▸ SUPPLIED DATA
---+---

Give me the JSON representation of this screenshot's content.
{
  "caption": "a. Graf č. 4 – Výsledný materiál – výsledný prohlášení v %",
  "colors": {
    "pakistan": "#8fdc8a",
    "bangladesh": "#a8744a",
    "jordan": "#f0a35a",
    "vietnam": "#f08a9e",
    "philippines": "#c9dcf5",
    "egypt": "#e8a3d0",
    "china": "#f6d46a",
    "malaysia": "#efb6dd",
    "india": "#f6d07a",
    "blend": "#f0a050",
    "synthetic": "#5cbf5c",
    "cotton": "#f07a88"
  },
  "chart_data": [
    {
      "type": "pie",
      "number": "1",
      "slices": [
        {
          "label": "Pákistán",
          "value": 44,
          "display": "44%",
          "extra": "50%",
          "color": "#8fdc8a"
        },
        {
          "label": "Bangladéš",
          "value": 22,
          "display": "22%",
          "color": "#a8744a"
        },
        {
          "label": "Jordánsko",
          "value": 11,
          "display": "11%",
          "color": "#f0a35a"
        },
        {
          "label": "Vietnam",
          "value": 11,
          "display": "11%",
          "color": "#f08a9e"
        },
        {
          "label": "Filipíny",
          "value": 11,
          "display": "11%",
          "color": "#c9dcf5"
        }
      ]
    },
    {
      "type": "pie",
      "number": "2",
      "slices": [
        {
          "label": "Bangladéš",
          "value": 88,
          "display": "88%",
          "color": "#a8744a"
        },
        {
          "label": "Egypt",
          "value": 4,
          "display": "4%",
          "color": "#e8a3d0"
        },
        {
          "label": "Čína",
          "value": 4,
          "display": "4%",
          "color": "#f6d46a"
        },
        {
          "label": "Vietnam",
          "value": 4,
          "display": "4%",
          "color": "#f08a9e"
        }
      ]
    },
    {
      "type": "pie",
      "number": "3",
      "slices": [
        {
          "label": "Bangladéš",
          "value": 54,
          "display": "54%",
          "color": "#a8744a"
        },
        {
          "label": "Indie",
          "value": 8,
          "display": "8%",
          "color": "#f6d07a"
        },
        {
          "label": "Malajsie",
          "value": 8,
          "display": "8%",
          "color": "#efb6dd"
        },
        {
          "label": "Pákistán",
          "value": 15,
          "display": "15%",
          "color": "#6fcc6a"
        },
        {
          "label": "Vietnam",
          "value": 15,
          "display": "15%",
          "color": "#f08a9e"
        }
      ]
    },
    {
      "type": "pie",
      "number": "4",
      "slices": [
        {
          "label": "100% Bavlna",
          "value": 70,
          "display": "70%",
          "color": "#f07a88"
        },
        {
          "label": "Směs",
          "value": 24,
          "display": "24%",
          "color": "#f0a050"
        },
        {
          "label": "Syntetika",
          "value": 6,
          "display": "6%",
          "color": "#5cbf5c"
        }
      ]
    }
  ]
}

---+---

▸ WHAT THIS TASK INVOLVES
Your task is to repeat the data exactly; please include every line.

▸ RESULT FOR THIS TASK
Give me the JSON representation of this screenshot's content.
{
  "caption": "a. Graf č. 4 – Výsledný materiál – výsledný prohlášení v %",
  "colors": {
    "pakistan": "#8fdc8a",
    "bangladesh": "#a8744a",
    "jordan": "#f0a35a",
    "vietnam": "#f08a9e",
    "philippines": "#c9dcf5",
    "egypt": "#e8a3d0",
    "china": "#f6d46a",
    "malaysia": "#efb6dd",
    "india": "#f6d07a",
    "blend": "#f0a050",
    "synthetic": "#5cbf5c",
    "cotton": "#f07a88"
  },
  "chart_data": [
    {
      "type": "pie",
      "number": "1",
      "slices": [
        {
          "label": "Pákistán",
          "value": 44,
          "display": "44%",
          "extra": "50%",
          "color": "#8fdc8a"
        },
        {
          "label": "Bangladéš",
          "value": 22,
          "display": "22%",
          "color": "#a8744a"
        },
        {
          "label": "Jordánsko",
          "value": 11,
          "display": "11%",
          "color": "#f0a35a"
        },
        {
          "label": "Vietnam",
          "value": 11,
          "display": "11%",
          "color": "#f08a9e"
        },
        {
          "label": "Filipíny",
          "value": 11,
          "display": "11%",
          "color": "#c9dcf5"
        }
      ]
    },
    {
      "type": "pie",
      "number": "2",
      "slices": [
        {
          "label": "Bangladéš",
          "value": 88,
          "display": "88%",
          "color": "#a8744a"
        },
        {
          "label": "Egypt",
          "value": 4,
          "display": "4%",
          "color": "#e8a3d0"
        },
        {
          "label": "Čína",
          "value": 4,
          "display": "4%",
          "color": "#f6d46a"
        },
        {
          "label": "Vietnam",
          "value": 4,
          "display": "4%",
          "color": "#f08a9e"
        }
      ]
    },
    {
      "type": "pie",
      "number": "3",
      "slices": [
        {
          "label": "Bangladéš",
          "value": 54,
          "display": "54%",
          "color": "#a8744a"
        },
        {
          "label": "Indie",
          "value": 8,
          "display": "8%",
          "color": "#f6d07a"
        },
        {
          "label": "Malajsie",
          "value": 8,
          "display": "8%",
          "color": "#efb6dd"
        },
        {
          "label": "Pákistán",
          "value": 15,
          "display": "15%",
          "color": "#6fcc6a"
        },
        {
          "label": "Vietnam",
          "value": 15,
          "display": "15%",
          "color": "#f08a9e"
        }
      ]
    },
    {
      "type": "pie",
      "number": "4",
      "slices": [
        {
          "label": "100% Bavlna",
          "value": 70,
          "display": "70%",
          "color": "#f07a88"
        },
        {
          "label": "Směs",
          "value": 24,
          "display": "24%",
          "color": "#f0a050"
        },
        {
          "label": "Syntetika",
          "value": 6,
          "display": "6%",
          "color": "#5cbf5c"
        }
      ]
    }
  ]
}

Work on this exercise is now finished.